Examine each line of the data. Copy those that contain the string "list".

-- START OF Rows --

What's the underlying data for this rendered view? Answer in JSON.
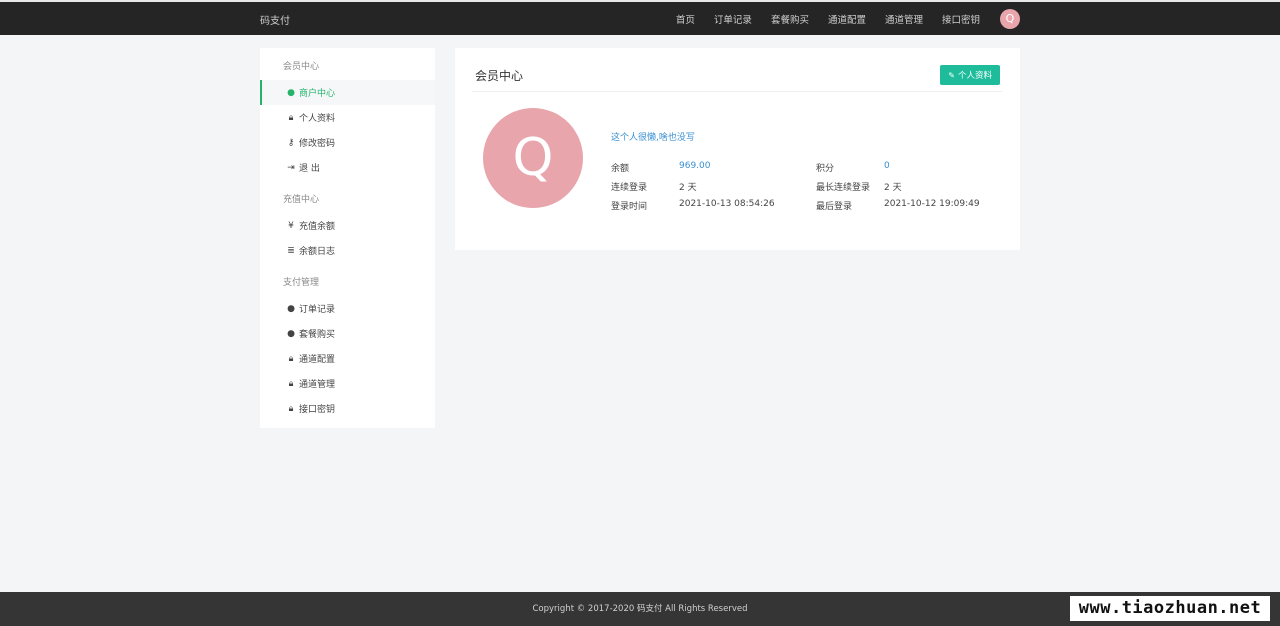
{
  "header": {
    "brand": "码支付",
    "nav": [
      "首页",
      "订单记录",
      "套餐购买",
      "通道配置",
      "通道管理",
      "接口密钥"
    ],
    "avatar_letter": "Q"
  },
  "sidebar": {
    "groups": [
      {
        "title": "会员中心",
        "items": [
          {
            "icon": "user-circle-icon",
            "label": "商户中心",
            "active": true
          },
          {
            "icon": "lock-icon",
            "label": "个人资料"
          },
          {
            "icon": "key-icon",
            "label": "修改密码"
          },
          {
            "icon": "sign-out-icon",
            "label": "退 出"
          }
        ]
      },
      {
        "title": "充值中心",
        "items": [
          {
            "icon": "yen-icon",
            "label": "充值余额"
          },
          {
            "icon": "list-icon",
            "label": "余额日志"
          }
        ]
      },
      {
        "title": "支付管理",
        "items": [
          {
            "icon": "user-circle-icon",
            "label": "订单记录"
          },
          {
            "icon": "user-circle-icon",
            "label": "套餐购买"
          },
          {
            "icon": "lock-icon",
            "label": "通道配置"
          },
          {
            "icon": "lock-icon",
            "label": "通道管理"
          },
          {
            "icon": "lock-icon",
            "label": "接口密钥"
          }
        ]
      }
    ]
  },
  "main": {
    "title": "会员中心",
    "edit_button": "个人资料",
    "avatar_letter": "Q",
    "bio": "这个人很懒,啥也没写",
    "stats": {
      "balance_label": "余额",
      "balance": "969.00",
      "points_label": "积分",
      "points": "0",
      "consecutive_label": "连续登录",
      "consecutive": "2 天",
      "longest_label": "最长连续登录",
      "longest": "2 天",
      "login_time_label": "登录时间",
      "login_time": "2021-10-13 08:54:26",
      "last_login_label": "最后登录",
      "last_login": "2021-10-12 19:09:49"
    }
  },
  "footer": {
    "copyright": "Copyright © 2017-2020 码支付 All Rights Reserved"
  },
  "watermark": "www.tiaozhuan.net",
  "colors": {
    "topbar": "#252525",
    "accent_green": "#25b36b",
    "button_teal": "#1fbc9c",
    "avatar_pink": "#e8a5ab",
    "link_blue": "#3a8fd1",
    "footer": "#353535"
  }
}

-- END OF Rows --
-- START OF Rows --

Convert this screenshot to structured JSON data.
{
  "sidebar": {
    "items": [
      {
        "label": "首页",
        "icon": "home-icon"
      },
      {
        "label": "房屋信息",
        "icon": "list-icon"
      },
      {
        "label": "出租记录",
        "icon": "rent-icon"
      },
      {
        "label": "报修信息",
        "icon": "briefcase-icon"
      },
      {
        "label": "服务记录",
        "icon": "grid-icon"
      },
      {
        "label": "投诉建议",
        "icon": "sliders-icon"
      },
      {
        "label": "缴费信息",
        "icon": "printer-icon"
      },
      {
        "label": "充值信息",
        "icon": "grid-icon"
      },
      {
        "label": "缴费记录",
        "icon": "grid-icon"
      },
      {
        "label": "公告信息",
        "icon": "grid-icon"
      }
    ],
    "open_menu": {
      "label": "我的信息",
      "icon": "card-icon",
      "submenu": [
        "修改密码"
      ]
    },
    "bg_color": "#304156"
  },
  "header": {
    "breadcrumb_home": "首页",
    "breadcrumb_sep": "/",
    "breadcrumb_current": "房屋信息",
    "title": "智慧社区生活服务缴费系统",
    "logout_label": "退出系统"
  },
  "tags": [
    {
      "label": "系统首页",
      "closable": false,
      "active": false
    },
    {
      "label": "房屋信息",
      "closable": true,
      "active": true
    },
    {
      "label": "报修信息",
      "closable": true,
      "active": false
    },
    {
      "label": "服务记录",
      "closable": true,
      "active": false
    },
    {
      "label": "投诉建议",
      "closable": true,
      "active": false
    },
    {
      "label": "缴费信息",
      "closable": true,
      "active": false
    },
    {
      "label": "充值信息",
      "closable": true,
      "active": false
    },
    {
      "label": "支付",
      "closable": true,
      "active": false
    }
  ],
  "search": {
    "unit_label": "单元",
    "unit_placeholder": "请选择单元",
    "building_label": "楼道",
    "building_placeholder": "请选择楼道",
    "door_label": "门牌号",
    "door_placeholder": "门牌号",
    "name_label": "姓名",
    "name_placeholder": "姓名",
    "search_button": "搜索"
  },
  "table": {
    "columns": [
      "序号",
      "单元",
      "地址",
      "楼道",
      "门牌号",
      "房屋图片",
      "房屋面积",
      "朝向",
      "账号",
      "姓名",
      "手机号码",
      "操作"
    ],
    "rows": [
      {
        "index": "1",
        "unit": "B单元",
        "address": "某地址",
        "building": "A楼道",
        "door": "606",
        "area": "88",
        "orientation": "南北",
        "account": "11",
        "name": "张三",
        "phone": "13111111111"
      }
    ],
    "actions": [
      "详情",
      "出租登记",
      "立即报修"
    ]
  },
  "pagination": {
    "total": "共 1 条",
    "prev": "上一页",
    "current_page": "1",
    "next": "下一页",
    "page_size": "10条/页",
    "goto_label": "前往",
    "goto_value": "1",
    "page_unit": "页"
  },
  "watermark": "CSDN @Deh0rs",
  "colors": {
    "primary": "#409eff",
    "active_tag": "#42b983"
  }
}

-- END OF Rows --
-- START OF Rows --

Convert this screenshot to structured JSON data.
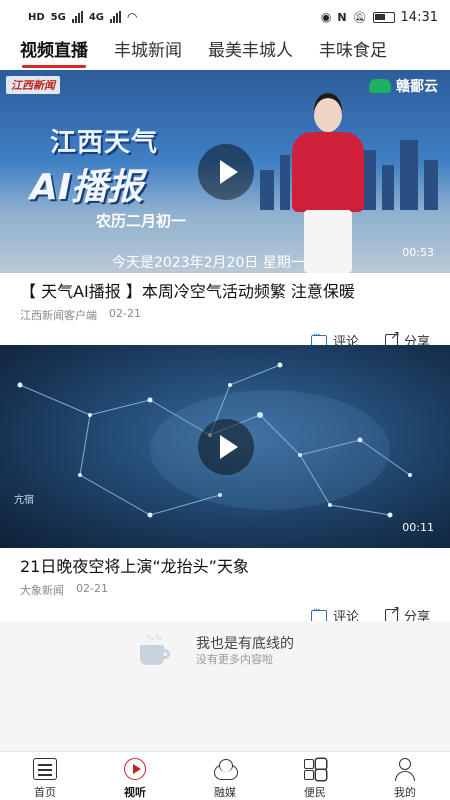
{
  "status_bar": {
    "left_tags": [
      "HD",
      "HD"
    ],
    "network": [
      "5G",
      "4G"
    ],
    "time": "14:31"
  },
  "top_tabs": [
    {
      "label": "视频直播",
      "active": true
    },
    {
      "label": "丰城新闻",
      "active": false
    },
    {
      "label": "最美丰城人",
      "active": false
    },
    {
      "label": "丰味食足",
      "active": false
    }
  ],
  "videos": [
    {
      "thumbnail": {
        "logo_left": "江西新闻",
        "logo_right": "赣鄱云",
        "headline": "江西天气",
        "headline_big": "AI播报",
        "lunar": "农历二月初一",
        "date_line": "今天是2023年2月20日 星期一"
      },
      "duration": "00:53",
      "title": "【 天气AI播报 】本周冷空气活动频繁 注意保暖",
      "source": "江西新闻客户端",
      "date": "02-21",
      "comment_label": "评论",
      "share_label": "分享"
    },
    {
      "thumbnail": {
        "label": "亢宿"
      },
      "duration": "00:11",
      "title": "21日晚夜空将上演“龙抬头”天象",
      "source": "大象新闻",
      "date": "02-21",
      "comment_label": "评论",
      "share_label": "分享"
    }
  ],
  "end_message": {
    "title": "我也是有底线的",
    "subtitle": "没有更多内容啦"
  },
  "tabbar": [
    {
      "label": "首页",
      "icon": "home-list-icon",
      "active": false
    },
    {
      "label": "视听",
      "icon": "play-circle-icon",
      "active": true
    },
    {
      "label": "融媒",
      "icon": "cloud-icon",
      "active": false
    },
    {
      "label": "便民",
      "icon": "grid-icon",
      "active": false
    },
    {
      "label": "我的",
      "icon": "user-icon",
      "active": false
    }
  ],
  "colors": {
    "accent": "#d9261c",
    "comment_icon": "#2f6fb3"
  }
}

-- END OF Rows --

■ Problem solution ■
            "icon": "list-icon",
        "icon": "list-icon"
      "icon": "home-list-icon",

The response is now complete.